Collected data entries:
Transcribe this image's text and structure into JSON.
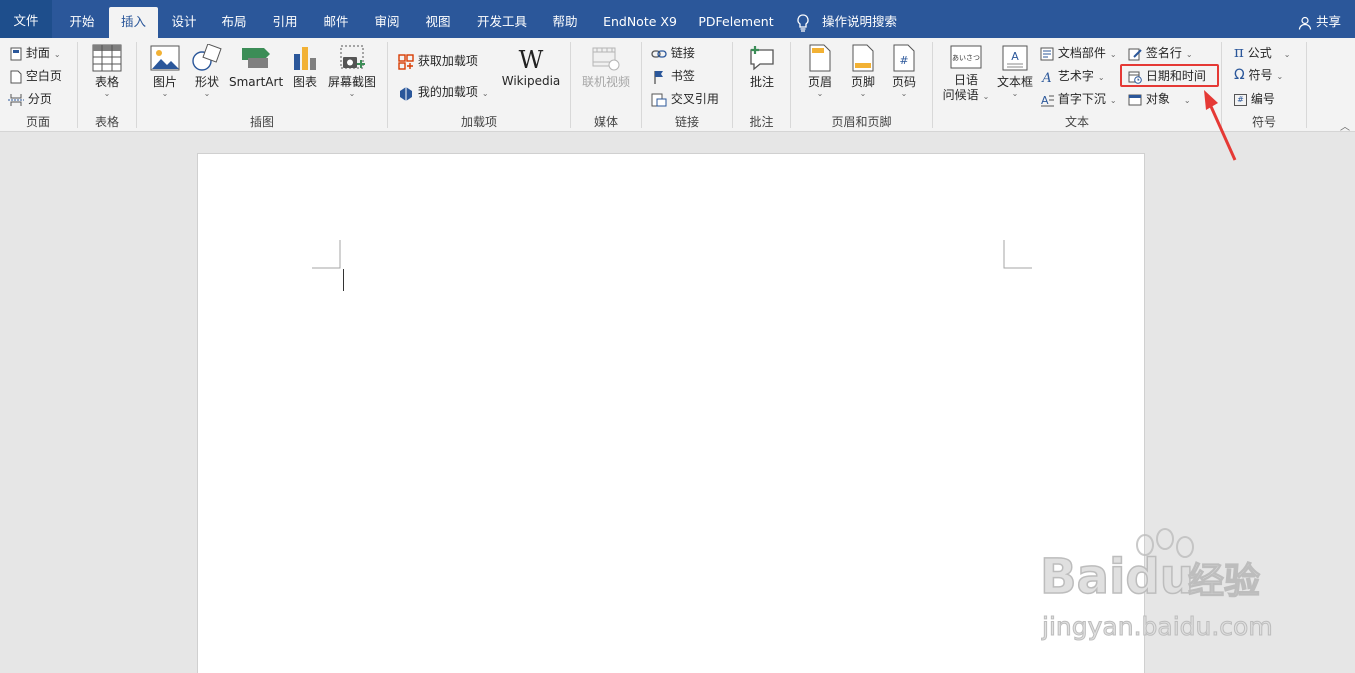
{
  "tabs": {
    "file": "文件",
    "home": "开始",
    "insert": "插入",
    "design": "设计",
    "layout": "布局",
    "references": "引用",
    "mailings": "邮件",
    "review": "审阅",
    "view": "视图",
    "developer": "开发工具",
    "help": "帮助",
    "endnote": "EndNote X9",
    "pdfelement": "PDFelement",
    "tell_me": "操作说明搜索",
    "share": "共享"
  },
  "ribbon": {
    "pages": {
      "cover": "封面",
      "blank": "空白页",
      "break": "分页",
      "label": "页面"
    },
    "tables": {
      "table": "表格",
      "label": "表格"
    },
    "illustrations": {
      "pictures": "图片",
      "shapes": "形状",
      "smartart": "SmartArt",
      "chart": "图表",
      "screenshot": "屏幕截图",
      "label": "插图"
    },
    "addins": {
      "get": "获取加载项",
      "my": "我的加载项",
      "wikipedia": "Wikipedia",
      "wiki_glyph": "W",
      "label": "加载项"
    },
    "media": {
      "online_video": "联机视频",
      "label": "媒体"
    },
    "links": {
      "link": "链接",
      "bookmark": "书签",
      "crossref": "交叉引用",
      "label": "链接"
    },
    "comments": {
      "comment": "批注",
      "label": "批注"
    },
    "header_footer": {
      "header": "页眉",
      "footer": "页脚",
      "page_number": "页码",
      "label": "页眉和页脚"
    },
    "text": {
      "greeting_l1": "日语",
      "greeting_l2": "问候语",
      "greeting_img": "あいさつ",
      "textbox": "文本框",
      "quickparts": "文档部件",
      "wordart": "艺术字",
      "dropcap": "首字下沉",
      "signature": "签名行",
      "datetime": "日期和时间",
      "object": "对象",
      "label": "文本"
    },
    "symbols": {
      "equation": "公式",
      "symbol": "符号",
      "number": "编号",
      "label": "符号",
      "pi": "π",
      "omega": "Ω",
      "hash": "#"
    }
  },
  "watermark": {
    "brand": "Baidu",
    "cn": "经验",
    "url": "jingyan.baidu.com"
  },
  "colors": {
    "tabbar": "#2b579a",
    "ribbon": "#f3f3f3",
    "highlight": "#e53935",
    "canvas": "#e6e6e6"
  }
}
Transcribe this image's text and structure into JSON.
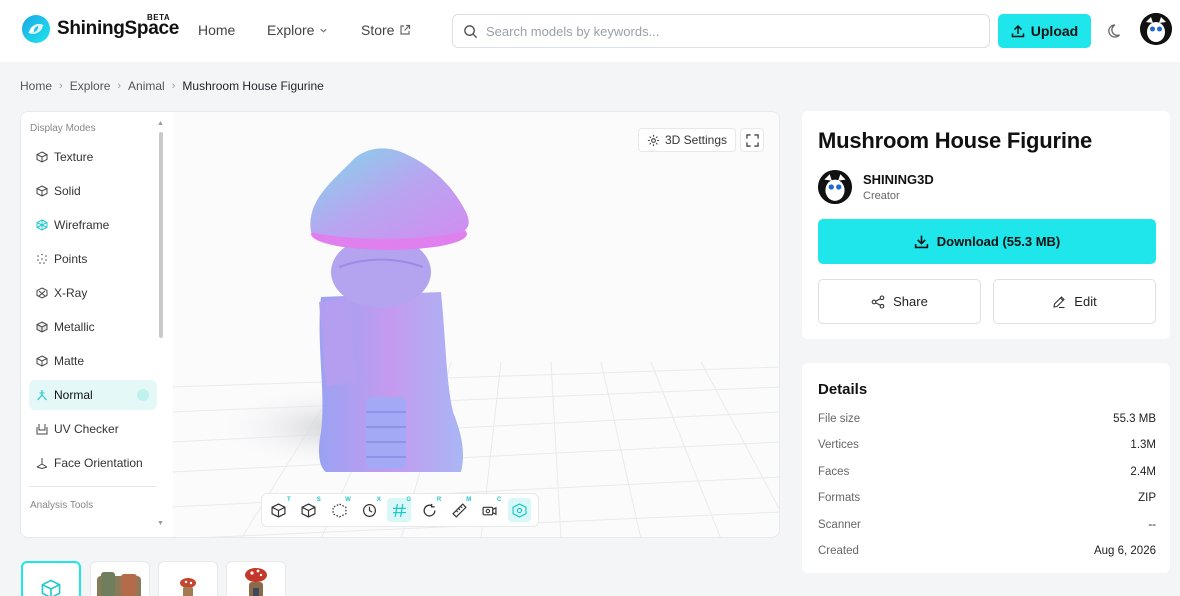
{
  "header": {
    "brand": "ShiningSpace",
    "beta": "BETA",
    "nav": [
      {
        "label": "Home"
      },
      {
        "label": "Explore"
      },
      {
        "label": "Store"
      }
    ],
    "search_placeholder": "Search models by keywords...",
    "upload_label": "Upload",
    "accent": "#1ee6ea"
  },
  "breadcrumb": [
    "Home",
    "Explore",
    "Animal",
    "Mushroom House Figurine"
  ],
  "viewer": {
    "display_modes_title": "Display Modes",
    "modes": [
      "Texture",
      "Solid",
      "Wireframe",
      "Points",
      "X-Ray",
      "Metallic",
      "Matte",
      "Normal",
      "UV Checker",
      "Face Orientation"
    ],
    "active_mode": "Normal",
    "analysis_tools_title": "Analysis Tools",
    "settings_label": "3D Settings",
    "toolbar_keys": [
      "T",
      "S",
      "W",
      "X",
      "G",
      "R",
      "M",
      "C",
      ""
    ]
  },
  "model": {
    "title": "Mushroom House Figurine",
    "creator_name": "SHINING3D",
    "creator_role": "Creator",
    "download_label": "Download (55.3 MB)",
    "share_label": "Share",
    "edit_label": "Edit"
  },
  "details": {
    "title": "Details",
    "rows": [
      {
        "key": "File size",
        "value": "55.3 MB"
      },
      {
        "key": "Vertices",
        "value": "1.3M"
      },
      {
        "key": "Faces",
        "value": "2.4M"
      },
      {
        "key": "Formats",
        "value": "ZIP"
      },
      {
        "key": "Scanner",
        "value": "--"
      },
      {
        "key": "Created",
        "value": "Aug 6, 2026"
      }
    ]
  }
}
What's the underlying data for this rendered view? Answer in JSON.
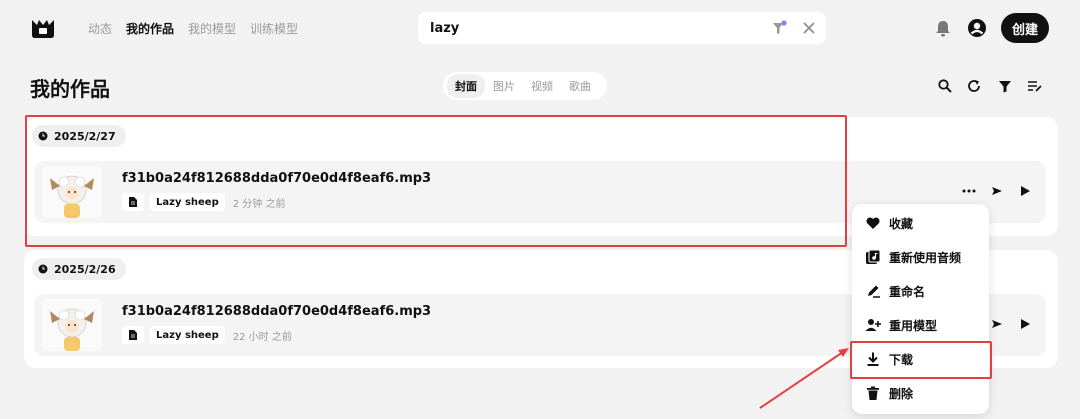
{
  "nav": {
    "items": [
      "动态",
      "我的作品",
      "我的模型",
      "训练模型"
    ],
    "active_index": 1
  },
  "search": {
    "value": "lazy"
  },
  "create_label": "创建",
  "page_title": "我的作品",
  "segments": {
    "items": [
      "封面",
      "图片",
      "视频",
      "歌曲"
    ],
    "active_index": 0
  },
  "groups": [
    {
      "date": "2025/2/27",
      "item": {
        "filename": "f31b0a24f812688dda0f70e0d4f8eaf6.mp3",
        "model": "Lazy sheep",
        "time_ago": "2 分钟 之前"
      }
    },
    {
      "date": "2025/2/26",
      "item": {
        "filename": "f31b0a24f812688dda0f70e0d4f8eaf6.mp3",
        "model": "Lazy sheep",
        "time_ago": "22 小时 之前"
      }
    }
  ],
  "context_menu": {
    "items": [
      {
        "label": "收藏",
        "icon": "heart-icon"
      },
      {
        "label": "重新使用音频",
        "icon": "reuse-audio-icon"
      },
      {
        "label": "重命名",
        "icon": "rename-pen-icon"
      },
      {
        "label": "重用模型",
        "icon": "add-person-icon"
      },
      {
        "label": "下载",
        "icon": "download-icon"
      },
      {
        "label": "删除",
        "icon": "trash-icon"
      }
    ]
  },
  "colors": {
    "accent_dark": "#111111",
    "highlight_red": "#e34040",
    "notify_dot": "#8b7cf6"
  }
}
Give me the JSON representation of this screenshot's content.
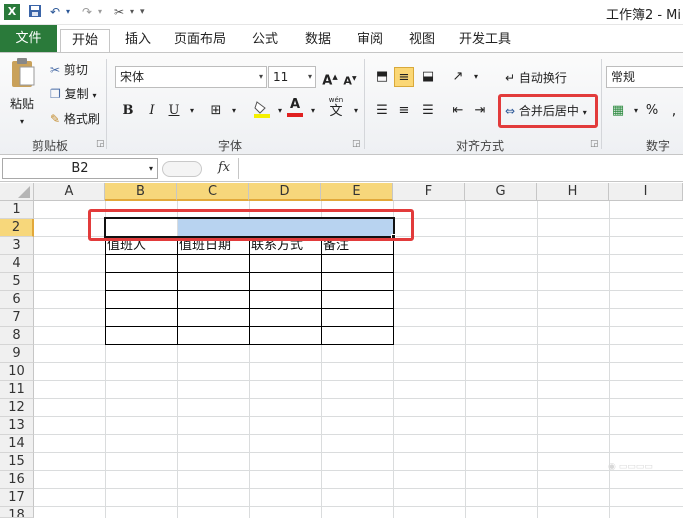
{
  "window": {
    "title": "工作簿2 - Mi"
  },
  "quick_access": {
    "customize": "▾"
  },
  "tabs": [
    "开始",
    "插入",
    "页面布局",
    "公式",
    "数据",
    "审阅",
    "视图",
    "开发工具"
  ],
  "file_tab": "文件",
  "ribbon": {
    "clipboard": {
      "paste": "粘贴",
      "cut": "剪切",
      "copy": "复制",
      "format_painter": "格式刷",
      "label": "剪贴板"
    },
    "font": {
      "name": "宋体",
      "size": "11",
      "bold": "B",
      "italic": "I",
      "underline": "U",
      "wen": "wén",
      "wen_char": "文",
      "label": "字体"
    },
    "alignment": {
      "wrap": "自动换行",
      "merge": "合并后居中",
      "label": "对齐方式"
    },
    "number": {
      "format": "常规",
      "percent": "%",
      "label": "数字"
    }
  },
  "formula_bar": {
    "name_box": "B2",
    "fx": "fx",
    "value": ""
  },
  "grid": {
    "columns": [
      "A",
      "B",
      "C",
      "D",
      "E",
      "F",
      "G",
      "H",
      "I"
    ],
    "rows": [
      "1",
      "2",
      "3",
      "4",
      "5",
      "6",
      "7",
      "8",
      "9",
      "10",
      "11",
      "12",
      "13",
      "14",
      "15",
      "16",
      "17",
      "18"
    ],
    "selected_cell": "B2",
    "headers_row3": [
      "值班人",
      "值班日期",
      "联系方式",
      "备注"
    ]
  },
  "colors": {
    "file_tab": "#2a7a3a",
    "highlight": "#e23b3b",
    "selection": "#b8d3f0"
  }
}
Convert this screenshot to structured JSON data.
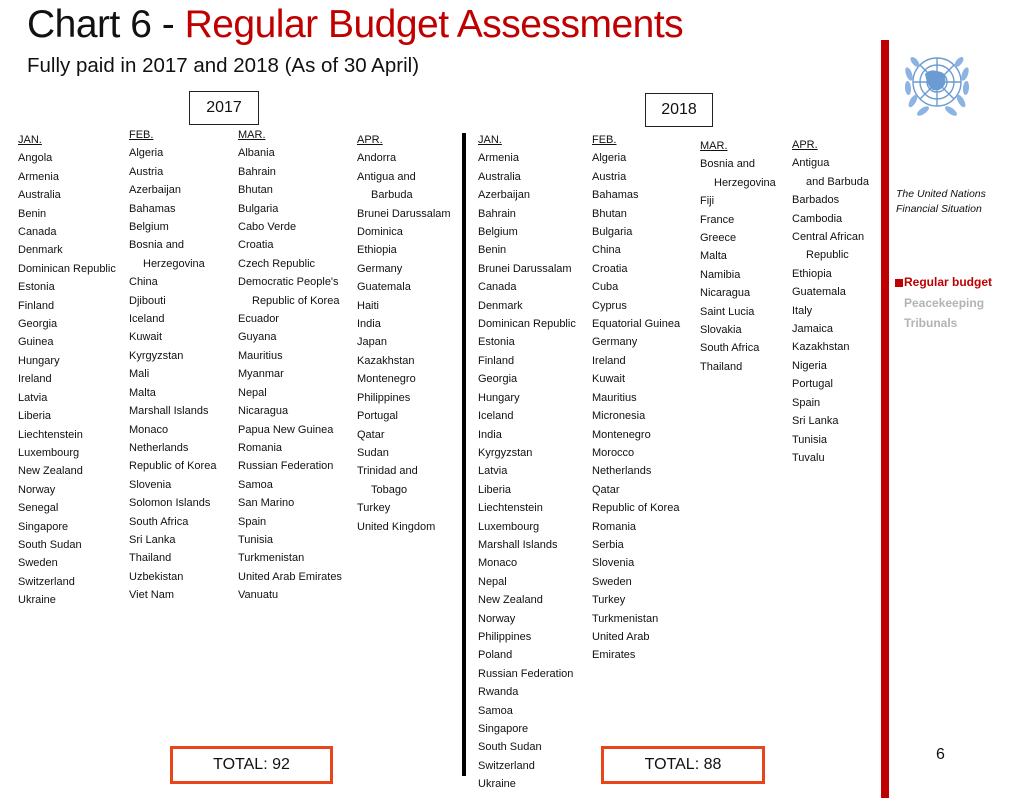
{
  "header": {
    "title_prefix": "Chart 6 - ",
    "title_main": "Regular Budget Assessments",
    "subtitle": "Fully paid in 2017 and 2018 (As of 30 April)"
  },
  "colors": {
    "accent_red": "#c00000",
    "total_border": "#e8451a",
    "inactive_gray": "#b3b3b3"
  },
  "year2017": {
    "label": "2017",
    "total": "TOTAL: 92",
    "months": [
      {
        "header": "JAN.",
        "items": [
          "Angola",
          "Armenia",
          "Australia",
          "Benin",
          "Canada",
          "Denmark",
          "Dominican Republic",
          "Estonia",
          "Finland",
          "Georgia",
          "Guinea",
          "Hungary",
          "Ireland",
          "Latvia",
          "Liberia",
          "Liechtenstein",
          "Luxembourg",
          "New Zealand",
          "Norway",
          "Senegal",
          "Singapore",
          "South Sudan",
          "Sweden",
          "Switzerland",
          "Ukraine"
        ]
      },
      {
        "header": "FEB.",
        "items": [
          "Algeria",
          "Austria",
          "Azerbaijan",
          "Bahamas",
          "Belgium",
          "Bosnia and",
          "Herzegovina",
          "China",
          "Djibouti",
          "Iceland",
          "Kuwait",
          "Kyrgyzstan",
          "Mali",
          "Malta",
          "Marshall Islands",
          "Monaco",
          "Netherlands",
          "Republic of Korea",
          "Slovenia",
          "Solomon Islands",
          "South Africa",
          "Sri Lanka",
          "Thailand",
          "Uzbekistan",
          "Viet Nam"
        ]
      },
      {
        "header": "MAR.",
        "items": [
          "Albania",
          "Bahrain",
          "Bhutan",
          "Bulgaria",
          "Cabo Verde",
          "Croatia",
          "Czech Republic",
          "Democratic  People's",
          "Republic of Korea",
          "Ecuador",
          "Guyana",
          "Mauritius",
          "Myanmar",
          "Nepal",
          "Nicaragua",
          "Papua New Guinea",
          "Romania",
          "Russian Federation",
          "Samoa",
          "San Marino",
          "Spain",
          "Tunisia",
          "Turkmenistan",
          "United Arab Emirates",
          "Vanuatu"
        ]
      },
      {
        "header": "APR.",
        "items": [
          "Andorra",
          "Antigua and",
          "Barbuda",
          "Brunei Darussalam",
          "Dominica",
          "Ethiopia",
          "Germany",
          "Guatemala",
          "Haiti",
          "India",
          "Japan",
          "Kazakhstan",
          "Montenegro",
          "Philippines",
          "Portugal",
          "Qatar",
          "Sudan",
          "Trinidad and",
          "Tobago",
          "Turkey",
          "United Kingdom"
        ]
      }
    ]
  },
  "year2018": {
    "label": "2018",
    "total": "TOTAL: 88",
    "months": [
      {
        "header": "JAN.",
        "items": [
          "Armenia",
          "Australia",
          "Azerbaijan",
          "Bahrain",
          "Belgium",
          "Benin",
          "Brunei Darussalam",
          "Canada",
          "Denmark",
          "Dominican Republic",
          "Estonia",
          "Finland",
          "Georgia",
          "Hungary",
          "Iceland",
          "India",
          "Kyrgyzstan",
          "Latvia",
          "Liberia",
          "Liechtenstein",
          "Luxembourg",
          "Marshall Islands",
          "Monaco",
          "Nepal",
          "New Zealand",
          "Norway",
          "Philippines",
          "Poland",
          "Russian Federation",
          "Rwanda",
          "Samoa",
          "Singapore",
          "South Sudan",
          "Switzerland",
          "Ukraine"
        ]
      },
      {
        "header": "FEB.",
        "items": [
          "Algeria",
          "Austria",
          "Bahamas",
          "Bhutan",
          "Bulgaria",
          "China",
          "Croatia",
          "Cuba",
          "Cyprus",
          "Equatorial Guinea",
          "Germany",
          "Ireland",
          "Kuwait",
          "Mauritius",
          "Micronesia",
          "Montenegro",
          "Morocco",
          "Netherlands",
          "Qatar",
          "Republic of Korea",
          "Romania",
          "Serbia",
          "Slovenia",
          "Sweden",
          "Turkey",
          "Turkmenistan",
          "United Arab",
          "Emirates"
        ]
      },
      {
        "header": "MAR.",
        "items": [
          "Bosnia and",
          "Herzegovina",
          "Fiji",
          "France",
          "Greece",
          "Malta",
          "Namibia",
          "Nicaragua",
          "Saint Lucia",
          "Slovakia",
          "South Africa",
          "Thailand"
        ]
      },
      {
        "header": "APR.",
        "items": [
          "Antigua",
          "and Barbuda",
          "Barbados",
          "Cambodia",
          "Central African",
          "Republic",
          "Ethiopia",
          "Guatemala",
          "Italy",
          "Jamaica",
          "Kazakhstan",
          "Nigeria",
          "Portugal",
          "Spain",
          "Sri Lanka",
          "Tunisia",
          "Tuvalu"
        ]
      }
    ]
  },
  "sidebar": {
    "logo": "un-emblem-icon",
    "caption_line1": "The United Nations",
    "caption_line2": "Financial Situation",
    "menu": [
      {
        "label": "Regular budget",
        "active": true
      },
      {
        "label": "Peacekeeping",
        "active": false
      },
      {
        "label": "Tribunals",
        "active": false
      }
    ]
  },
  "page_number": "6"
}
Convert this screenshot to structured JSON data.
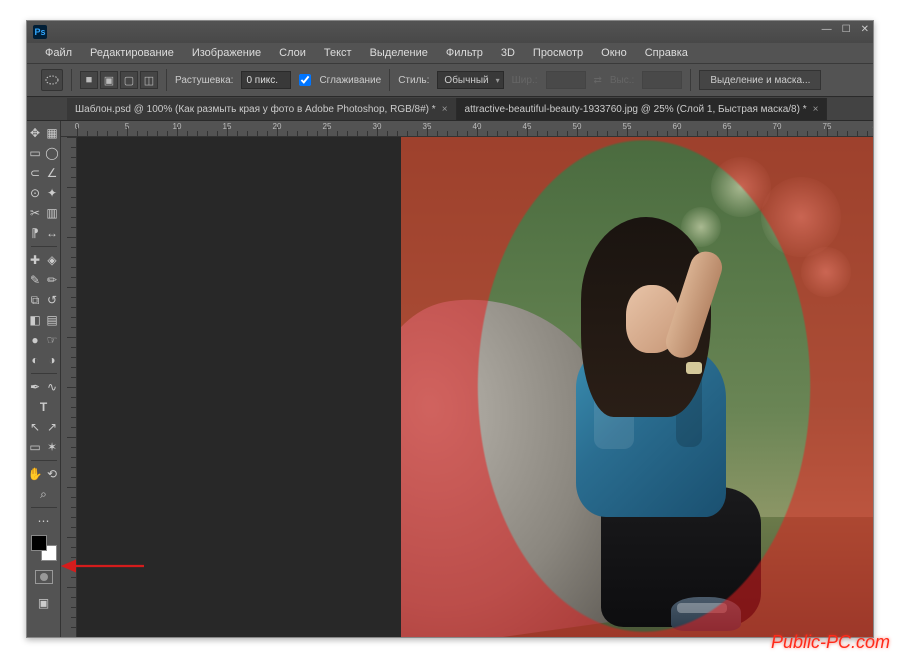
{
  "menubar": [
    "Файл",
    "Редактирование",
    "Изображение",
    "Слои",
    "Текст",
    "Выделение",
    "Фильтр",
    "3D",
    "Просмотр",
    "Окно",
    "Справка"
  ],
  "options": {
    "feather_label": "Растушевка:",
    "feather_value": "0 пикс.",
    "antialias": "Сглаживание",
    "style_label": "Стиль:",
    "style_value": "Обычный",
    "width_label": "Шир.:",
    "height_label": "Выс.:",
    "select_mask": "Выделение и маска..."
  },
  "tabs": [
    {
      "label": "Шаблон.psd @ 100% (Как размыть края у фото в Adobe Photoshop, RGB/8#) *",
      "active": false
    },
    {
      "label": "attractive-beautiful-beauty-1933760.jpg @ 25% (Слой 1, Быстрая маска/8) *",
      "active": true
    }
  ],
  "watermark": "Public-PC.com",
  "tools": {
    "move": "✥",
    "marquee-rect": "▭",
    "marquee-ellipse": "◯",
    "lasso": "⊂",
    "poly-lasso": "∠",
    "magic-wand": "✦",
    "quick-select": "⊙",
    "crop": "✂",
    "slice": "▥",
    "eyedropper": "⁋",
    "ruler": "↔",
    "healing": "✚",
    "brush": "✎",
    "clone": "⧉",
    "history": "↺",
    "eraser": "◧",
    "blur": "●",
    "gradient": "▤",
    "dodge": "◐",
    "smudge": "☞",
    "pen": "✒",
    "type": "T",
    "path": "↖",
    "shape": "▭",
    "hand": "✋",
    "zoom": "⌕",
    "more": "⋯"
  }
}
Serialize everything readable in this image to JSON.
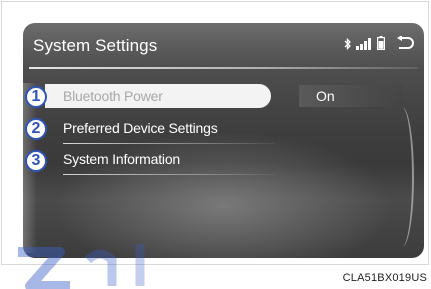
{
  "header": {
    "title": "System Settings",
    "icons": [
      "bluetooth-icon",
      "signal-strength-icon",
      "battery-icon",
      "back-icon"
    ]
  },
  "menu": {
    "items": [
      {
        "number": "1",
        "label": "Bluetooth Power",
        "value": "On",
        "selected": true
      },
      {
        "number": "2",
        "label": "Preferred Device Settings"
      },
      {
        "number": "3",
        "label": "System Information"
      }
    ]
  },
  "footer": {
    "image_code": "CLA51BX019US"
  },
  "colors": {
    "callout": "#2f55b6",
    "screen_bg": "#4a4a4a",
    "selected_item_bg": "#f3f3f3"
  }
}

## What is required
A line counts if it holds the word "United". Work out how many lines in the listing count, and give only that number.

## Full solution
4